-- START --

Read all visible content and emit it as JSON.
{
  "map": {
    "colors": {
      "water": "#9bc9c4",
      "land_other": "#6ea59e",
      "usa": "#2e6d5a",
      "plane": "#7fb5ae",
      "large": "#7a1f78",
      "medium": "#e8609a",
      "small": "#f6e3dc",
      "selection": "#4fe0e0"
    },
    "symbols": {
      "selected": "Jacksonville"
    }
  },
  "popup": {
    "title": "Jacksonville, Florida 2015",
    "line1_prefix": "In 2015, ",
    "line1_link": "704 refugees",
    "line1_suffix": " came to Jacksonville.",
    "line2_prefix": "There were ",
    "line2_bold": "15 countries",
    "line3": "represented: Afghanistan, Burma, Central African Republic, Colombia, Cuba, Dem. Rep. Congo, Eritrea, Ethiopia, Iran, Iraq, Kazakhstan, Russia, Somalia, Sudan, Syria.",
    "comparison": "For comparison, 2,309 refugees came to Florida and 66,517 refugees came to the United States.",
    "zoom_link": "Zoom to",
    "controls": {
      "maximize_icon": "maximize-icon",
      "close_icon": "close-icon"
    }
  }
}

-- END --
-- START --

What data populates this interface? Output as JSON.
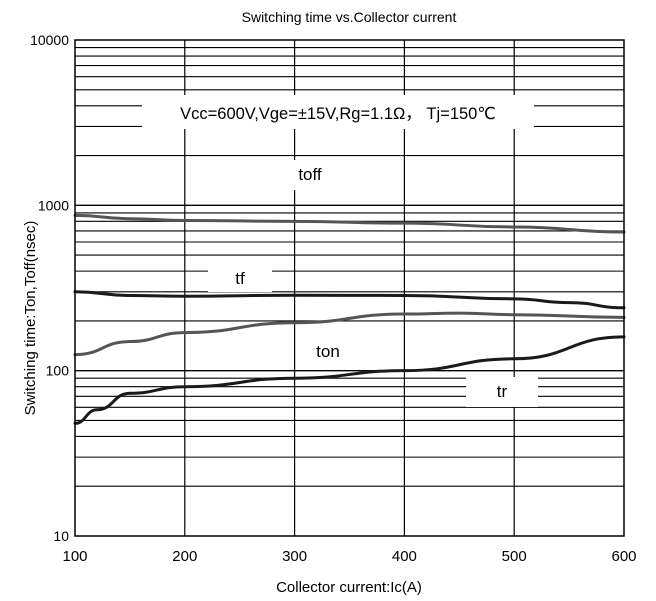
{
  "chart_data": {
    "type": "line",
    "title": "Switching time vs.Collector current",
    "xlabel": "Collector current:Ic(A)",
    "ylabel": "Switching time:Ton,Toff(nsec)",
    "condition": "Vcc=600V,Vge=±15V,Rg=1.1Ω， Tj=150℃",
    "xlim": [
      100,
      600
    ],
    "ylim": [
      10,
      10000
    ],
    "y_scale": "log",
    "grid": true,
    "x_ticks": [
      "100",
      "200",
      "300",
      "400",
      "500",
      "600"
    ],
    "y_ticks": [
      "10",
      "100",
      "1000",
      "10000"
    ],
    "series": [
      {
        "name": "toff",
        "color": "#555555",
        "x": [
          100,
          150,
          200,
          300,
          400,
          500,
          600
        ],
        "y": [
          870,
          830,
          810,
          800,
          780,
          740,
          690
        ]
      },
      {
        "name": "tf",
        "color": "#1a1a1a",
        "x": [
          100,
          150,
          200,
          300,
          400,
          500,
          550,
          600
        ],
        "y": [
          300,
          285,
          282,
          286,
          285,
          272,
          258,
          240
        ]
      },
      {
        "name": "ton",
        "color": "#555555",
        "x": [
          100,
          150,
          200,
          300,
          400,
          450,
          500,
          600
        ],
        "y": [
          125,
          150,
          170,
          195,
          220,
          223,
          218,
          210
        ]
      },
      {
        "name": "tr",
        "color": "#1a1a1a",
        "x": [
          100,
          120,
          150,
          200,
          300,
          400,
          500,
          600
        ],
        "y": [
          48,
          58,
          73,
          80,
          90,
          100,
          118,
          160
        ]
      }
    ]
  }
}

-- END --

*DIRECTIONS FOR THIS TASK*
Copy out each line of the records where the string "title" appears.

*FINISHED TASK*
    "title": "Jacksonville, Florida 2015",
    "title": "Switching time vs.Collector current",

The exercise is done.